[Exercise objective]
Please output exactly the run of lines that starts at the line with "Convert this document image to plain text." and ends at the last line of the records below.

Recorded data:
━━━━━━

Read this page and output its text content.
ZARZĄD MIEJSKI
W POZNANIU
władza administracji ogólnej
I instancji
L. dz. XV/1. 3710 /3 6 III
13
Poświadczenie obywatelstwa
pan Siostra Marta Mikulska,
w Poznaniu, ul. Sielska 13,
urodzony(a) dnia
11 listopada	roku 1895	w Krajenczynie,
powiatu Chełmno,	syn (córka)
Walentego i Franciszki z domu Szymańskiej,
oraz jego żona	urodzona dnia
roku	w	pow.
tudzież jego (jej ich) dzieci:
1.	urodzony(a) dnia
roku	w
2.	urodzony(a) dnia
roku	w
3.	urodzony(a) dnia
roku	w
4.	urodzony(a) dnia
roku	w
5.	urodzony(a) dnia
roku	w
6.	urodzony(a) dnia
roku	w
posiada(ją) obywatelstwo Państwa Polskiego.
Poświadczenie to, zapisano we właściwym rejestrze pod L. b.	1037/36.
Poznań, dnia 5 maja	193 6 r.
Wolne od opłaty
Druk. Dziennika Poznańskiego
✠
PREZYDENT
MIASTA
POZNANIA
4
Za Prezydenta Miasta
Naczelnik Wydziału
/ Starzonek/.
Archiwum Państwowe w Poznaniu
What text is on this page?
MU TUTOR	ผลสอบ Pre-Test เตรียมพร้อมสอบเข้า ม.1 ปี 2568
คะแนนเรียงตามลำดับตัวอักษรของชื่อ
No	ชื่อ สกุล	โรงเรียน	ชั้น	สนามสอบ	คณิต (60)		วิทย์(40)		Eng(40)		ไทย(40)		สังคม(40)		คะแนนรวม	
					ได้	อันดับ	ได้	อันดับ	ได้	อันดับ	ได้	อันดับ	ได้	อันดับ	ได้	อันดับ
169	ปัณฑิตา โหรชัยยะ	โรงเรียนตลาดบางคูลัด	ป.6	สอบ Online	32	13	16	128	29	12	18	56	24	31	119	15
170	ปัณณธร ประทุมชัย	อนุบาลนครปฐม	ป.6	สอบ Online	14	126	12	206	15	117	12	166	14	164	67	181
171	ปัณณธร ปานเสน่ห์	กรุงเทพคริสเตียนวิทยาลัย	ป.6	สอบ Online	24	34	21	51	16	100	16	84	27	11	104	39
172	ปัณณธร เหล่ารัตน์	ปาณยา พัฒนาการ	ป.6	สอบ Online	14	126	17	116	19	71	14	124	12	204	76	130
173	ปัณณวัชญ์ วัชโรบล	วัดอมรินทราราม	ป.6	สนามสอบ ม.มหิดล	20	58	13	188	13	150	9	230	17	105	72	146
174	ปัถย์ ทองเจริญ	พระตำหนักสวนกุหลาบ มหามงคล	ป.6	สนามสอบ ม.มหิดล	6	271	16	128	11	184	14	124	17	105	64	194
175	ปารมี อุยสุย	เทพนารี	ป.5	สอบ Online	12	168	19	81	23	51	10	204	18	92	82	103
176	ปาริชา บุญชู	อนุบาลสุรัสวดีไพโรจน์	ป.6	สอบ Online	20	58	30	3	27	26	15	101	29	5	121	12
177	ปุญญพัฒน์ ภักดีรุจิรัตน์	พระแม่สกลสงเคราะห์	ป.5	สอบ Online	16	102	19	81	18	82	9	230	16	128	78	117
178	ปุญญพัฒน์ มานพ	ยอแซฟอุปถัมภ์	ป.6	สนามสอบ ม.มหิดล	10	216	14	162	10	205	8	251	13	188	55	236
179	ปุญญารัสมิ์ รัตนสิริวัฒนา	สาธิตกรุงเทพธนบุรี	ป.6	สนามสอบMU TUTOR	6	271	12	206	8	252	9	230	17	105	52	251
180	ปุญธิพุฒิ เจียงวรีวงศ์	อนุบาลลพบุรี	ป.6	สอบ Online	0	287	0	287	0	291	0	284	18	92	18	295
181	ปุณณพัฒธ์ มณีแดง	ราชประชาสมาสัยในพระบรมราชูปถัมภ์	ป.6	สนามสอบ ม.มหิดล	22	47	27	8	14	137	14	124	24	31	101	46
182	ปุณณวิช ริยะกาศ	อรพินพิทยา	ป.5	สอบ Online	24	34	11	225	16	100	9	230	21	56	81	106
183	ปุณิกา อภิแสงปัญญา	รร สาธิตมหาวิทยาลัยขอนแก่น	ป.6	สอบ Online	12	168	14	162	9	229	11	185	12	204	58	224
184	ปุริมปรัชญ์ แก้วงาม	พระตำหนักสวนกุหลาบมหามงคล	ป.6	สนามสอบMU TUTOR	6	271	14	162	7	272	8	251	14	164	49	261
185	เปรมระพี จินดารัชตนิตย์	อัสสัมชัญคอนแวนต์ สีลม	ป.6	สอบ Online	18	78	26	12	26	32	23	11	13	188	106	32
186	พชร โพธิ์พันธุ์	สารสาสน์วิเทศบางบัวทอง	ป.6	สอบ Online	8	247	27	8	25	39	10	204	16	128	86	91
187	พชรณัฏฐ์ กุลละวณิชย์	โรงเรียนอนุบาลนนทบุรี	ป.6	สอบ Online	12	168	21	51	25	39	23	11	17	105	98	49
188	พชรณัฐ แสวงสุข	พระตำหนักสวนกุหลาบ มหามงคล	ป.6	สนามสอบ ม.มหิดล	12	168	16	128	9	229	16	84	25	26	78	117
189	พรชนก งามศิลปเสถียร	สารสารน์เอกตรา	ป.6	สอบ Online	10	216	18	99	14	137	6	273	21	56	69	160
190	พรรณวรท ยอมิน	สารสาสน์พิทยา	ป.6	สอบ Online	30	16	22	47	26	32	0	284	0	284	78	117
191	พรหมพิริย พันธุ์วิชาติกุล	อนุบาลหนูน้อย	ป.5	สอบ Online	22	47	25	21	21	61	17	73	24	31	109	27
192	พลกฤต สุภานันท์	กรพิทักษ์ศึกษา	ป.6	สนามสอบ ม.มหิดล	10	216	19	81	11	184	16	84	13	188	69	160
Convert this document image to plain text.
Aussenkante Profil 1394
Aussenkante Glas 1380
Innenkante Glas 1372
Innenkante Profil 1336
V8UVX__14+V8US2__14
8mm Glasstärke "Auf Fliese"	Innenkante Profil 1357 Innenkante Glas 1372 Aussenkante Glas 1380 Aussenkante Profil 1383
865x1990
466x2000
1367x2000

━━━━━━

[Final result]
Convert this document image to plain text.
Aussenkante Profil 1394
Aussenkante Glas 1380
Innenkante Glas 1372
Innenkante Profil 1336
V8UVX__14+V8US2__14
8mm Glasstärke "Auf Fliese"	Innenkante Profil 1357 Innenkante Glas 1372 Aussenkante Glas 1380 Aussenkante Profil 1383
865x1990
466x2000
1367x2000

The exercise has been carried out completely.